Provided data =
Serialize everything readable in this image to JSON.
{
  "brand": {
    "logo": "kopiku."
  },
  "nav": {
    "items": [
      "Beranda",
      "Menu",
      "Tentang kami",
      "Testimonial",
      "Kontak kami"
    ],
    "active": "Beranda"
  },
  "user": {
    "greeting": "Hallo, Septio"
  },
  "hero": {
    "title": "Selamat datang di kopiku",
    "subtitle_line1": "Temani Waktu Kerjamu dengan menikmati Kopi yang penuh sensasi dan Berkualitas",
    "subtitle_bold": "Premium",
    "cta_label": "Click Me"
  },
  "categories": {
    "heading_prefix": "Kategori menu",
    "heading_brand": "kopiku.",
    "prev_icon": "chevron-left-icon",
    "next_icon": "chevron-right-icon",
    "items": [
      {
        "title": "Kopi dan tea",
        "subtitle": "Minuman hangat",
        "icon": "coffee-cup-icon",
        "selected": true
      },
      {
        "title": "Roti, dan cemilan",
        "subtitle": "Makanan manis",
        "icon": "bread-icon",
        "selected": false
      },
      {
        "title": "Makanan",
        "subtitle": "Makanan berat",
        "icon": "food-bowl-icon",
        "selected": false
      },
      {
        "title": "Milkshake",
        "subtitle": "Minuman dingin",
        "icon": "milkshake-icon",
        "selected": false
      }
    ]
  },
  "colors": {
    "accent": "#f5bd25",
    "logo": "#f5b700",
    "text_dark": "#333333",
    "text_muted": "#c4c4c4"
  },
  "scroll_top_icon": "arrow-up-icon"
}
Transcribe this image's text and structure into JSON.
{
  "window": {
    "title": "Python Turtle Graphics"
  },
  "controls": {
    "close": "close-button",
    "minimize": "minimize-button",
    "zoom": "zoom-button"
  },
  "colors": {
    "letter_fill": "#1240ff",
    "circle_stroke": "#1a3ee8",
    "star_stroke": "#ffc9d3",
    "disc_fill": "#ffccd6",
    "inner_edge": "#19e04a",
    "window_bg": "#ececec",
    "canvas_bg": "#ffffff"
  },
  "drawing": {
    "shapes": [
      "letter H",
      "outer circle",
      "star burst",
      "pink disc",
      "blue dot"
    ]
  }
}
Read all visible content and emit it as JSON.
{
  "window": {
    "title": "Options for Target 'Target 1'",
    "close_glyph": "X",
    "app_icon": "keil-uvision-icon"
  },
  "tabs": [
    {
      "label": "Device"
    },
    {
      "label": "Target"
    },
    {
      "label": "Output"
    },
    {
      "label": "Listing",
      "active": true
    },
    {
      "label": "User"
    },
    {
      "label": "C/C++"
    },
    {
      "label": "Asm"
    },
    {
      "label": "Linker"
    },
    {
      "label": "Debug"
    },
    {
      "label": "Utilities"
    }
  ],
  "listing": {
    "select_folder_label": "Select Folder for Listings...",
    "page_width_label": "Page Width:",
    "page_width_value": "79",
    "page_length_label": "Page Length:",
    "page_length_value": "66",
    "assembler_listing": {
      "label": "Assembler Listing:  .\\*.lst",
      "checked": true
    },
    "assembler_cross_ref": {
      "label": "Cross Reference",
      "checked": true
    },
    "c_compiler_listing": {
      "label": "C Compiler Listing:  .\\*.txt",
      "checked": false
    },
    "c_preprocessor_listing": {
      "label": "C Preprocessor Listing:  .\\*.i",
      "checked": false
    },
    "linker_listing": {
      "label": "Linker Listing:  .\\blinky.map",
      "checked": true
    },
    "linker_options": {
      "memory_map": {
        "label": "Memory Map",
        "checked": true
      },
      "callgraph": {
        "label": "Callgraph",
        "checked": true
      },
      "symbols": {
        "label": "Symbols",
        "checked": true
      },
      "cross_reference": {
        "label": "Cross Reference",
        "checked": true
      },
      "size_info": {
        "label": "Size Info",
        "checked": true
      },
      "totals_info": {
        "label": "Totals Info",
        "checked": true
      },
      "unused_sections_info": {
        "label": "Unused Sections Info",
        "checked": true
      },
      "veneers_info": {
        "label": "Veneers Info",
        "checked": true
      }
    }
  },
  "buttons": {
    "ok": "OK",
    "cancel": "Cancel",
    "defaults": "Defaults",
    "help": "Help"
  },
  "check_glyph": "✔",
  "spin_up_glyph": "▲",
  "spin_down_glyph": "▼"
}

Task prompt = Return each entry from above without altering a single character.

Output =
Serialize everything readable in this image to JSON.
{
  "brand": {
    "logo": "kopiku."
  },
  "nav": {
    "items": [
      "Beranda",
      "Menu",
      "Tentang kami",
      "Testimonial",
      "Kontak kami"
    ],
    "active": "Beranda"
  },
  "user": {
    "greeting": "Hallo, Septio"
  },
  "hero": {
    "title": "Selamat datang di kopiku",
    "subtitle_line1": "Temani Waktu Kerjamu dengan menikmati Kopi yang penuh sensasi dan Berkualitas",
    "subtitle_bold": "Premium",
    "cta_label": "Click Me"
  },
  "categories": {
    "heading_prefix": "Kategori menu",
    "heading_brand": "kopiku.",
    "prev_icon": "chevron-left-icon",
    "next_icon": "chevron-right-icon",
    "items": [
      {
        "title": "Kopi dan tea",
        "subtitle": "Minuman hangat",
        "icon": "coffee-cup-icon",
        "selected": true
      },
      {
        "title": "Roti, dan cemilan",
        "subtitle": "Makanan manis",
        "icon": "bread-icon",
        "selected": false
      },
      {
        "title": "Makanan",
        "subtitle": "Makanan berat",
        "icon": "food-bowl-icon",
        "selected": false
      },
      {
        "title": "Milkshake",
        "subtitle": "Minuman dingin",
        "icon": "milkshake-icon",
        "selected": false
      }
    ]
  },
  "colors": {
    "accent": "#f5bd25",
    "logo": "#f5b700",
    "text_dark": "#333333",
    "text_muted": "#c4c4c4"
  },
  "scroll_top_icon": "arrow-up-icon"
}
Transcribe this image's text and structure into JSON.
{
  "window": {
    "title": "Python Turtle Graphics"
  },
  "controls": {
    "close": "close-button",
    "minimize": "minimize-button",
    "zoom": "zoom-button"
  },
  "colors": {
    "letter_fill": "#1240ff",
    "circle_stroke": "#1a3ee8",
    "star_stroke": "#ffc9d3",
    "disc_fill": "#ffccd6",
    "inner_edge": "#19e04a",
    "window_bg": "#ececec",
    "canvas_bg": "#ffffff"
  },
  "drawing": {
    "shapes": [
      "letter H",
      "outer circle",
      "star burst",
      "pink disc",
      "blue dot"
    ]
  }
}
Read all visible content and emit it as JSON.
{
  "window": {
    "title": "Options for Target 'Target 1'",
    "close_glyph": "X",
    "app_icon": "keil-uvision-icon"
  },
  "tabs": [
    {
      "label": "Device"
    },
    {
      "label": "Target"
    },
    {
      "label": "Output"
    },
    {
      "label": "Listing",
      "active": true
    },
    {
      "label": "User"
    },
    {
      "label": "C/C++"
    },
    {
      "label": "Asm"
    },
    {
      "label": "Linker"
    },
    {
      "label": "Debug"
    },
    {
      "label": "Utilities"
    }
  ],
  "listing": {
    "select_folder_label": "Select Folder for Listings...",
    "page_width_label": "Page Width:",
    "page_width_value": "79",
    "page_length_label": "Page Length:",
    "page_length_value": "66",
    "assembler_listing": {
      "label": "Assembler Listing:  .\\*.lst",
      "checked": true
    },
    "assembler_cross_ref": {
      "label": "Cross Reference",
      "checked": true
    },
    "c_compiler_listing": {
      "label": "C Compiler Listing:  .\\*.txt",
      "checked": false
    },
    "c_preprocessor_listing": {
      "label": "C Preprocessor Listing:  .\\*.i",
      "checked": false
    },
    "linker_listing": {
      "label": "Linker Listing:  .\\blinky.map",
      "checked": true
    },
    "linker_options": {
      "memory_map": {
        "label": "Memory Map",
        "checked": true
      },
      "callgraph": {
        "label": "Callgraph",
        "checked": true
      },
      "symbols": {
        "label": "Symbols",
        "checked": true
      },
      "cross_reference": {
        "label": "Cross Reference",
        "checked": true
      },
      "size_info": {
        "label": "Size Info",
        "checked": true
      },
      "totals_info": {
        "label": "Totals Info",
        "checked": true
      },
      "unused_sections_info": {
        "label": "Unused Sections Info",
        "checked": true
      },
      "veneers_info": {
        "label": "Veneers Info",
        "checked": true
      }
    }
  },
  "buttons": {
    "ok": "OK",
    "cancel": "Cancel",
    "defaults": "Defaults",
    "help": "Help"
  },
  "check_glyph": "✔",
  "spin_up_glyph": "▲",
  "spin_down_glyph": "▼"
}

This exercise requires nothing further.